What you have to do:
Write out the entries below once more, exactly, with the pictures left out.

============================================================

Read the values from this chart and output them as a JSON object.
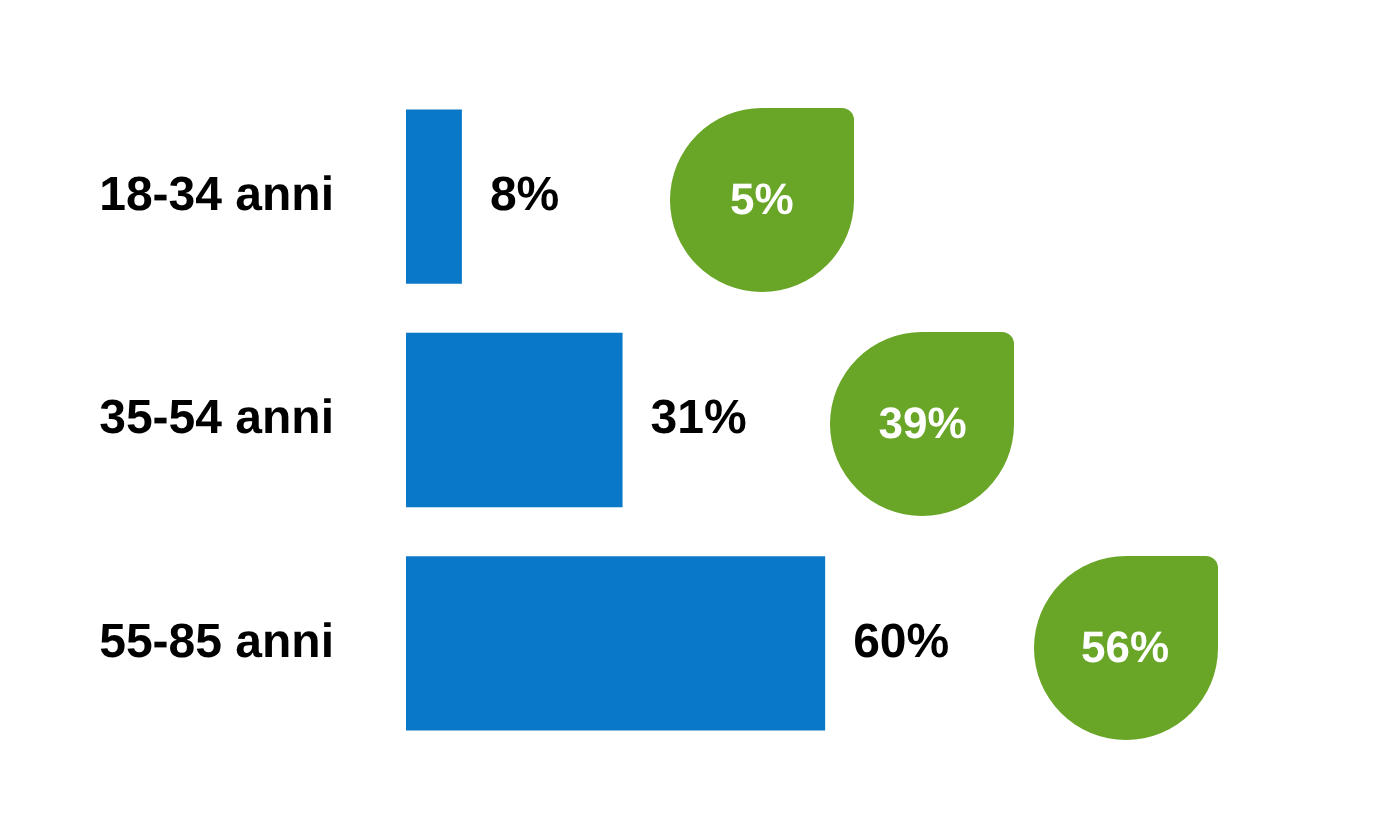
{
  "chart_data": {
    "type": "bar",
    "orientation": "horizontal",
    "categories": [
      "18-34 anni",
      "35-54 anni",
      "55-85 anni"
    ],
    "values": [
      8,
      31,
      60
    ],
    "color": "#0a78c8",
    "value_labels": [
      "8%",
      "31%",
      "60%"
    ],
    "tick_labels": "y",
    "legend": false,
    "annotations": [
      "5%",
      "39%",
      "56%"
    ]
  }
}
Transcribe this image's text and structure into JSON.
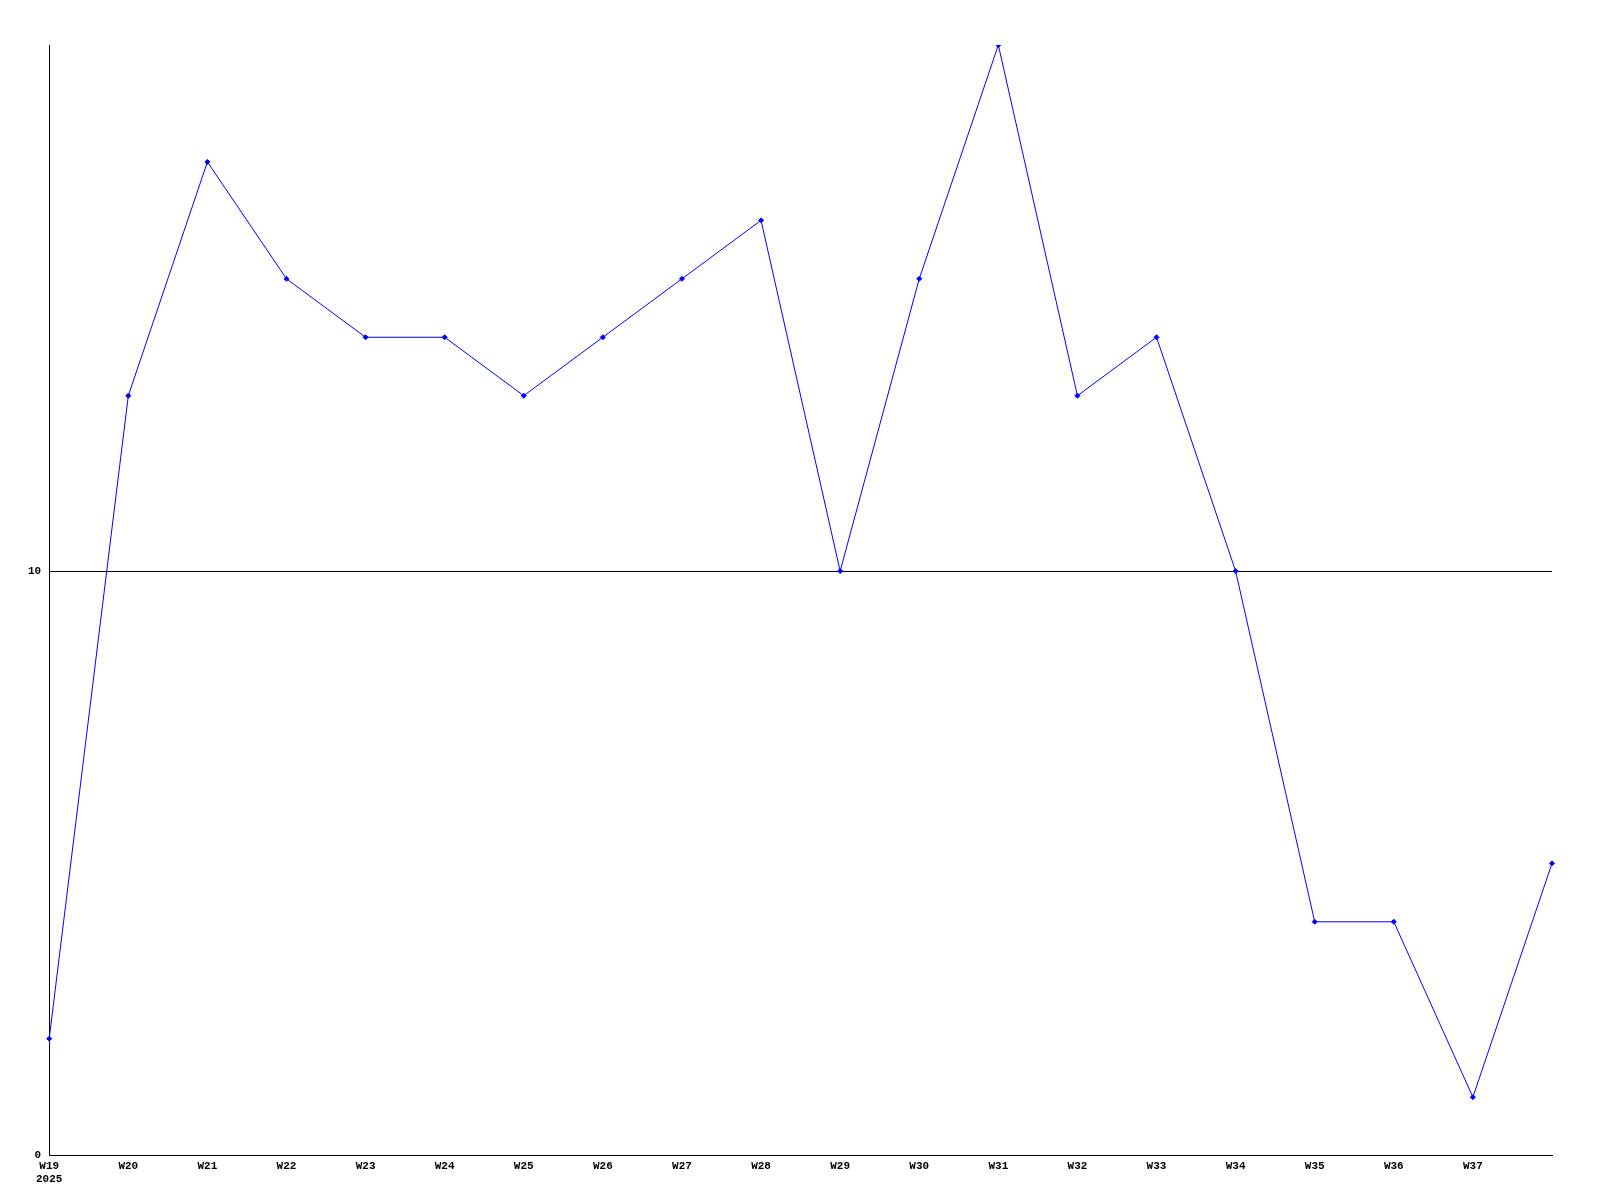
{
  "chart_data": {
    "type": "line",
    "categories": [
      "W19\n2025",
      "W20",
      "W21",
      "W22",
      "W23",
      "W24",
      "W25",
      "W26",
      "W27",
      "W28",
      "W29",
      "W30",
      "W31",
      "W32",
      "W33",
      "W34",
      "W35",
      "W36",
      "W37",
      null
    ],
    "series": [
      {
        "color": "#0000ff",
        "values": [
          2,
          13,
          17,
          15,
          14,
          14,
          13,
          14,
          15,
          16,
          10,
          15,
          19,
          13,
          14,
          10,
          4,
          4,
          1,
          5
        ]
      }
    ],
    "ylim": [
      0,
      19
    ],
    "yticks": [
      0,
      10
    ],
    "grid": "y",
    "legend": false,
    "marker": "diamond",
    "line_style": "solid"
  }
}
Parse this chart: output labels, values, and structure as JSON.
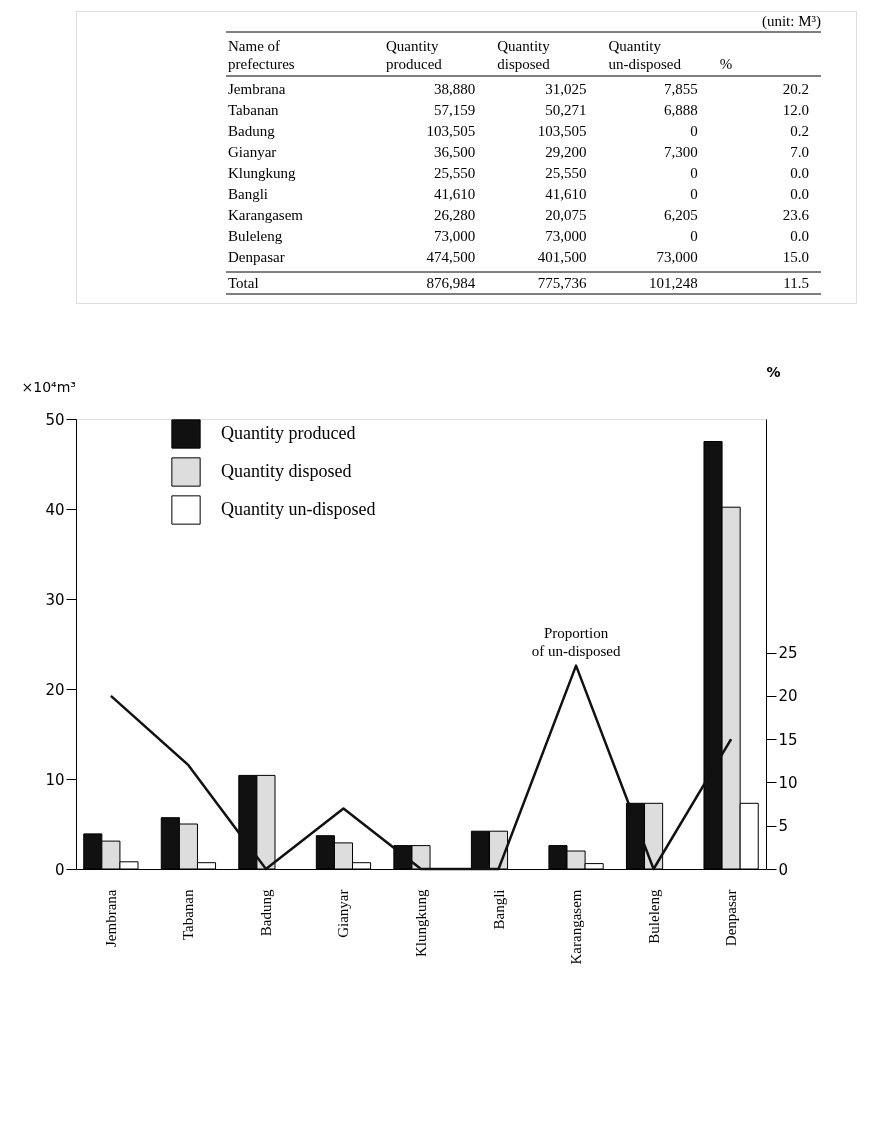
{
  "chart_data": [
    {
      "type": "other",
      "annotations": [
        "(unit: M³)",
        "Name of prefectures",
        "Quantity produced",
        "Quantity disposed",
        "Quantity un-disposed",
        "%",
        "Jembrana",
        "38,880",
        "31,025",
        "7,855",
        "20.2",
        "Tabanan",
        "57,159",
        "50,271",
        "6,888",
        "12.0",
        "Badung",
        "103,505",
        "103,505",
        "0",
        "0.2",
        "Gianyar",
        "36,500",
        "29,200",
        "7,300",
        "7.0",
        "Klungkung",
        "25,550",
        "25,550",
        "0",
        "0.0",
        "Bangli",
        "41,610",
        "41,610",
        "0",
        "0.0",
        "Karangasem",
        "26,280",
        "20,075",
        "6,205",
        "23.6",
        "Buleleng",
        "73,000",
        "73,000",
        "0",
        "0.0",
        "Denpasar",
        "474,500",
        "401,500",
        "73,000",
        "15.0",
        "Total",
        "876,984",
        "775,736",
        "101,248",
        "11.5"
      ]
    },
    {
      "type": "bar",
      "categories": [
        "Jembrana",
        "Tabanan",
        "Badung",
        "Gianyar",
        "Klungkung",
        "Bangli",
        "Karangasem",
        "Buleleng",
        "Denpasar"
      ],
      "ylabel": "×10⁴m³",
      "y2label": "%",
      "ylim": [
        0,
        50
      ],
      "yticks": [
        0,
        10,
        20,
        30,
        40,
        50
      ],
      "y2lim": [
        0,
        52
      ],
      "y2ticks": [
        0,
        5,
        10,
        15,
        20,
        25
      ],
      "grid": false,
      "legend": "top left",
      "series": [
        {
          "name": "Quantity produced",
          "color": "#111111",
          "values": [
            3.9,
            5.7,
            10.4,
            3.7,
            2.6,
            4.2,
            2.6,
            7.3,
            47.5
          ]
        },
        {
          "name": "Quantity disposed",
          "color": "#dddddd",
          "values": [
            3.1,
            5.0,
            10.4,
            2.9,
            2.6,
            4.2,
            2.0,
            7.3,
            40.2
          ]
        },
        {
          "name": "Quantity un-disposed",
          "color": "#ffffff",
          "values": [
            0.8,
            0.7,
            0,
            0.7,
            0,
            0,
            0.6,
            0,
            7.3
          ]
        },
        {
          "name": "Proportion of un-disposed",
          "type": "line",
          "axis": "y2",
          "color": "#111111",
          "line_style": "solid",
          "values": [
            20,
            12,
            0,
            7,
            0,
            0,
            23.5,
            0,
            15
          ]
        }
      ]
    }
  ]
}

============================================================

Correct result:
Read the values from this chart and output them as a JSON object.
{
  "chart_data": {
    "type": "bar",
    "orientation": "horizontal",
    "categories": [
      "18-34 anni",
      "35-54 anni",
      "55-85 anni"
    ],
    "values": [
      8,
      31,
      60
    ],
    "color": "#0a78c8",
    "value_labels": [
      "8%",
      "31%",
      "60%"
    ],
    "tick_labels": "y",
    "legend": false,
    "annotations": [
      "5%",
      "39%",
      "56%"
    ]
  }
}
Transcribe this image's text and structure into JSON.
{
  "chart_data": {
    "type": "line",
    "categories": [
      "W19\n2025",
      "W20",
      "W21",
      "W22",
      "W23",
      "W24",
      "W25",
      "W26",
      "W27",
      "W28",
      "W29",
      "W30",
      "W31",
      "W32",
      "W33",
      "W34",
      "W35",
      "W36",
      "W37",
      null
    ],
    "series": [
      {
        "color": "#0000ff",
        "values": [
          2,
          13,
          17,
          15,
          14,
          14,
          13,
          14,
          15,
          16,
          10,
          15,
          19,
          13,
          14,
          10,
          4,
          4,
          1,
          5
        ]
      }
    ],
    "ylim": [
      0,
      19
    ],
    "yticks": [
      0,
      10
    ],
    "grid": "y",
    "legend": false,
    "marker": "diamond",
    "line_style": "solid"
  }
}
Parse this chart: output labels, values, and structure as JSON.
{
  "chart_data": [
    {
      "type": "other",
      "annotations": [
        "(unit: M³)",
        "Name of prefectures",
        "Quantity produced",
        "Quantity disposed",
        "Quantity un-disposed",
        "%",
        "Jembrana",
        "38,880",
        "31,025",
        "7,855",
        "20.2",
        "Tabanan",
        "57,159",
        "50,271",
        "6,888",
        "12.0",
        "Badung",
        "103,505",
        "103,505",
        "0",
        "0.2",
        "Gianyar",
        "36,500",
        "29,200",
        "7,300",
        "7.0",
        "Klungkung",
        "25,550",
        "25,550",
        "0",
        "0.0",
        "Bangli",
        "41,610",
        "41,610",
        "0",
        "0.0",
        "Karangasem",
        "26,280",
        "20,075",
        "6,205",
        "23.6",
        "Buleleng",
        "73,000",
        "73,000",
        "0",
        "0.0",
        "Denpasar",
        "474,500",
        "401,500",
        "73,000",
        "15.0",
        "Total",
        "876,984",
        "775,736",
        "101,248",
        "11.5"
      ]
    },
    {
      "type": "bar",
      "categories": [
        "Jembrana",
        "Tabanan",
        "Badung",
        "Gianyar",
        "Klungkung",
        "Bangli",
        "Karangasem",
        "Buleleng",
        "Denpasar"
      ],
      "ylabel": "×10⁴m³",
      "y2label": "%",
      "ylim": [
        0,
        50
      ],
      "yticks": [
        0,
        10,
        20,
        30,
        40,
        50
      ],
      "y2lim": [
        0,
        52
      ],
      "y2ticks": [
        0,
        5,
        10,
        15,
        20,
        25
      ],
      "grid": false,
      "legend": "top left",
      "series": [
        {
          "name": "Quantity produced",
          "color": "#111111",
          "values": [
            3.9,
            5.7,
            10.4,
            3.7,
            2.6,
            4.2,
            2.6,
            7.3,
            47.5
          ]
        },
        {
          "name": "Quantity disposed",
          "color": "#dddddd",
          "values": [
            3.1,
            5.0,
            10.4,
            2.9,
            2.6,
            4.2,
            2.0,
            7.3,
            40.2
          ]
        },
        {
          "name": "Quantity un-disposed",
          "color": "#ffffff",
          "values": [
            0.8,
            0.7,
            0,
            0.7,
            0,
            0,
            0.6,
            0,
            7.3
          ]
        },
        {
          "name": "Proportion of un-disposed",
          "type": "line",
          "axis": "y2",
          "color": "#111111",
          "line_style": "solid",
          "values": [
            20,
            12,
            0,
            7,
            0,
            0,
            23.5,
            0,
            15
          ]
        }
      ]
    }
  ]
}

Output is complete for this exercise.